> Dataset items
********************
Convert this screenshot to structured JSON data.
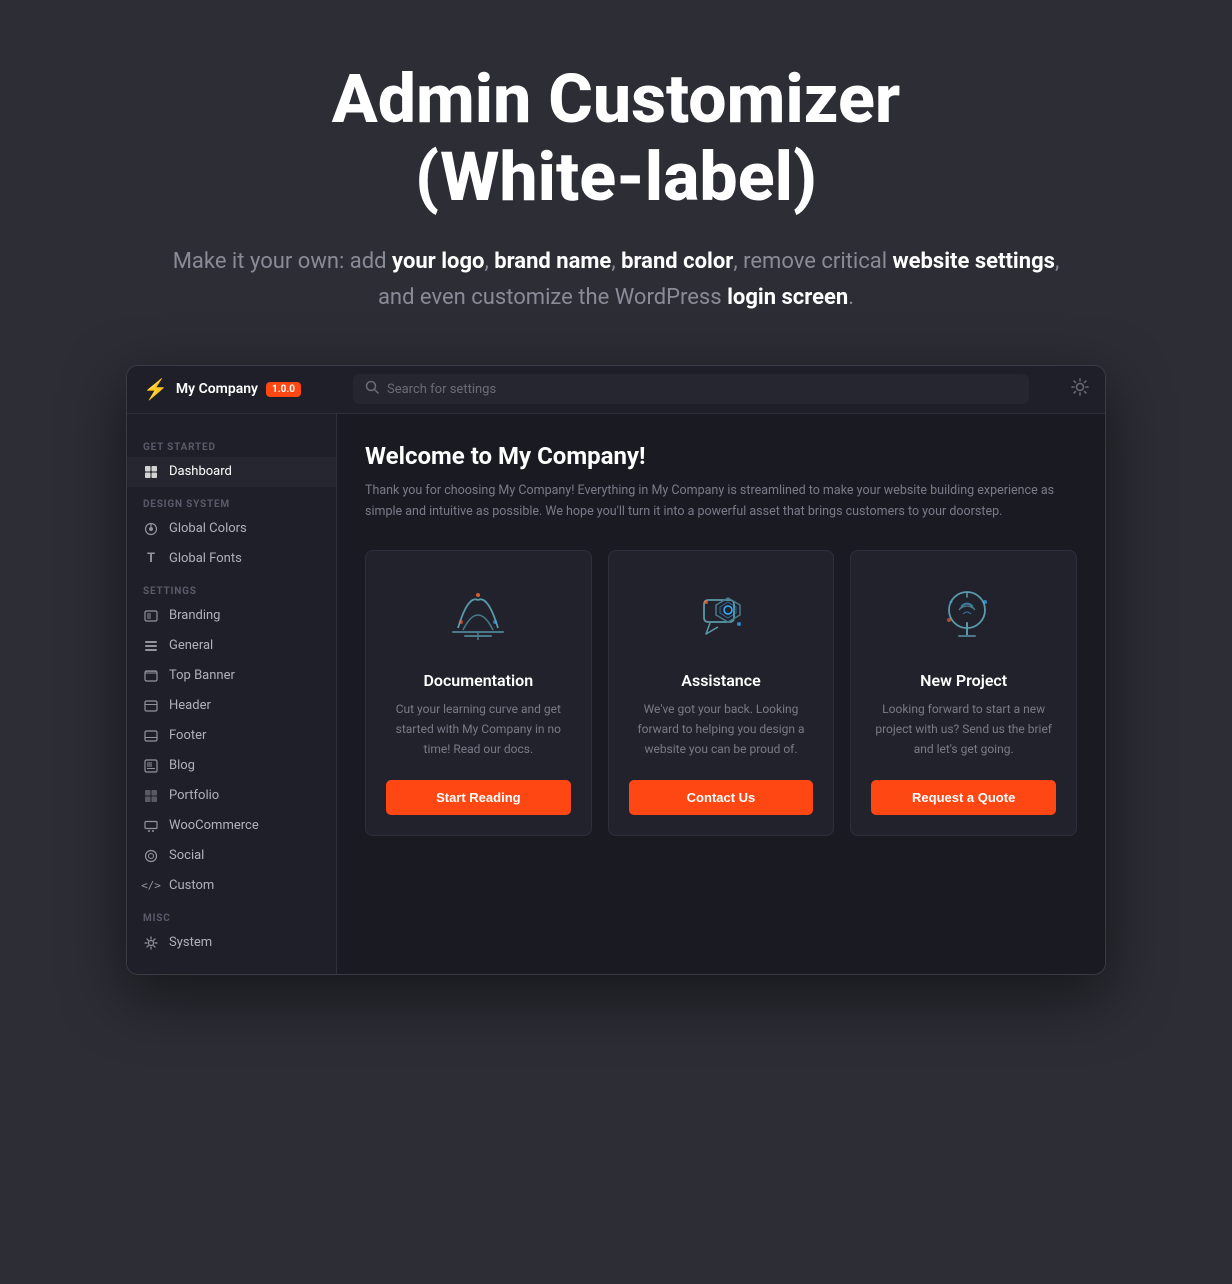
{
  "page": {
    "title": "Admin Customizer\n(White-label)",
    "subtitle_plain": "Make it your own: add ",
    "subtitle_bold1": "your logo",
    "subtitle_sep1": ", ",
    "subtitle_bold2": "brand name",
    "subtitle_sep2": ", ",
    "subtitle_bold3": "brand color",
    "subtitle_mid": ", remove critical ",
    "subtitle_bold4": "website settings",
    "subtitle_end": ", and even customize the WordPress ",
    "subtitle_bold5": "login screen",
    "subtitle_period": "."
  },
  "topbar": {
    "logo_icon": "⚡",
    "logo_text": "My Company",
    "version": "1.0.0",
    "search_placeholder": "Search for settings"
  },
  "sidebar": {
    "sections": [
      {
        "label": "GET STARTED",
        "items": [
          {
            "icon": "⊞",
            "label": "Dashboard",
            "active": true
          }
        ]
      },
      {
        "label": "DESIGN SYSTEM",
        "items": [
          {
            "icon": "◈",
            "label": "Global Colors"
          },
          {
            "icon": "T",
            "label": "Global Fonts"
          }
        ]
      },
      {
        "label": "SETTINGS",
        "items": [
          {
            "icon": "▣",
            "label": "Branding"
          },
          {
            "icon": "⊟",
            "label": "General"
          },
          {
            "icon": "▤",
            "label": "Top Banner"
          },
          {
            "icon": "▢",
            "label": "Header"
          },
          {
            "icon": "▢",
            "label": "Footer"
          },
          {
            "icon": "▣",
            "label": "Blog"
          },
          {
            "icon": "⊞",
            "label": "Portfolio"
          },
          {
            "icon": "🛍",
            "label": "WooCommerce"
          },
          {
            "icon": "◎",
            "label": "Social"
          },
          {
            "icon": "</>",
            "label": "Custom"
          }
        ]
      },
      {
        "label": "MISC",
        "items": [
          {
            "icon": "⚙",
            "label": "System"
          }
        ]
      }
    ]
  },
  "content": {
    "welcome_title": "Welcome to My Company!",
    "welcome_text": "Thank you for choosing My Company! Everything in My Company is streamlined to make your website building experience as simple and intuitive as possible. We hope you'll turn it into a powerful asset that brings customers to your doorstep.",
    "cards": [
      {
        "id": "documentation",
        "title": "Documentation",
        "desc": "Cut your learning curve and get started with My Company in no time! Read our docs.",
        "btn_label": "Start Reading"
      },
      {
        "id": "assistance",
        "title": "Assistance",
        "desc": "We've got your back. Looking forward to helping you design a website you can be proud of.",
        "btn_label": "Contact Us"
      },
      {
        "id": "new-project",
        "title": "New Project",
        "desc": "Looking forward to start a new project with us? Send us the brief and let's get going.",
        "btn_label": "Request a Quote"
      }
    ]
  },
  "colors": {
    "accent": "#ff4713",
    "bg_dark": "#2c2d35",
    "bg_panel": "#1e1f28",
    "bg_card": "#21222c",
    "text_primary": "#ffffff",
    "text_muted": "#7a7b88"
  }
}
********************
> Problem requirements
Extract all the data above exactly, excluding every picture.

> Final result
Convert this screenshot to structured JSON data.
{
  "page": {
    "title": "Admin Customizer\n(White-label)",
    "subtitle_plain": "Make it your own: add ",
    "subtitle_bold1": "your logo",
    "subtitle_sep1": ", ",
    "subtitle_bold2": "brand name",
    "subtitle_sep2": ", ",
    "subtitle_bold3": "brand color",
    "subtitle_mid": ", remove critical ",
    "subtitle_bold4": "website settings",
    "subtitle_end": ", and even customize the WordPress ",
    "subtitle_bold5": "login screen",
    "subtitle_period": "."
  },
  "topbar": {
    "logo_icon": "⚡",
    "logo_text": "My Company",
    "version": "1.0.0",
    "search_placeholder": "Search for settings"
  },
  "sidebar": {
    "sections": [
      {
        "label": "GET STARTED",
        "items": [
          {
            "icon": "⊞",
            "label": "Dashboard",
            "active": true
          }
        ]
      },
      {
        "label": "DESIGN SYSTEM",
        "items": [
          {
            "icon": "◈",
            "label": "Global Colors"
          },
          {
            "icon": "T",
            "label": "Global Fonts"
          }
        ]
      },
      {
        "label": "SETTINGS",
        "items": [
          {
            "icon": "▣",
            "label": "Branding"
          },
          {
            "icon": "⊟",
            "label": "General"
          },
          {
            "icon": "▤",
            "label": "Top Banner"
          },
          {
            "icon": "▢",
            "label": "Header"
          },
          {
            "icon": "▢",
            "label": "Footer"
          },
          {
            "icon": "▣",
            "label": "Blog"
          },
          {
            "icon": "⊞",
            "label": "Portfolio"
          },
          {
            "icon": "🛍",
            "label": "WooCommerce"
          },
          {
            "icon": "◎",
            "label": "Social"
          },
          {
            "icon": "</>",
            "label": "Custom"
          }
        ]
      },
      {
        "label": "MISC",
        "items": [
          {
            "icon": "⚙",
            "label": "System"
          }
        ]
      }
    ]
  },
  "content": {
    "welcome_title": "Welcome to My Company!",
    "welcome_text": "Thank you for choosing My Company! Everything in My Company is streamlined to make your website building experience as simple and intuitive as possible. We hope you'll turn it into a powerful asset that brings customers to your doorstep.",
    "cards": [
      {
        "id": "documentation",
        "title": "Documentation",
        "desc": "Cut your learning curve and get started with My Company in no time! Read our docs.",
        "btn_label": "Start Reading"
      },
      {
        "id": "assistance",
        "title": "Assistance",
        "desc": "We've got your back. Looking forward to helping you design a website you can be proud of.",
        "btn_label": "Contact Us"
      },
      {
        "id": "new-project",
        "title": "New Project",
        "desc": "Looking forward to start a new project with us? Send us the brief and let's get going.",
        "btn_label": "Request a Quote"
      }
    ]
  },
  "colors": {
    "accent": "#ff4713",
    "bg_dark": "#2c2d35",
    "bg_panel": "#1e1f28",
    "bg_card": "#21222c",
    "text_primary": "#ffffff",
    "text_muted": "#7a7b88"
  }
}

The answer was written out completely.